WRITTEN INSTRUCTION
Repeat the entire listing exactly as written.

DATASET CONTENT
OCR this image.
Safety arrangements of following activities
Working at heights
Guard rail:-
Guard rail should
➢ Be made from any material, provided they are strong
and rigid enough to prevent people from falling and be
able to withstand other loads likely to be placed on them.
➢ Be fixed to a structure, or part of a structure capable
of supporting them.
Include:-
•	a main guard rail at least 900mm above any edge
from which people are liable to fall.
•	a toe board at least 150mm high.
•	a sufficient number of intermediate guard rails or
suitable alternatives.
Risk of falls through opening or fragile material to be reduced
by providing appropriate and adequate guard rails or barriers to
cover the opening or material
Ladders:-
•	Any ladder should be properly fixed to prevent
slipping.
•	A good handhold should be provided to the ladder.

EXPECTED OUTPUT
OCR this image.
Safety arrangements of following activities
Working at heights
Guard rail:-
Guard rail should
➢ Be made from any material, provided they are strong
and rigid enough to prevent people from falling and be
able to withstand other loads likely to be placed on them.
➢ Be fixed to a structure, or part of a structure capable
of supporting them.
Include:-
•	a main guard rail at least 900mm above any edge
from which people are liable to fall.
•	a toe board at least 150mm high.
•	a sufficient number of intermediate guard rails or
suitable alternatives.
Risk of falls through opening or fragile material to be reduced
by providing appropriate and adequate guard rails or barriers to
cover the opening or material
Ladders:-
•	Any ladder should be properly fixed to prevent
slipping.
•	A good handhold should be provided to the ladder.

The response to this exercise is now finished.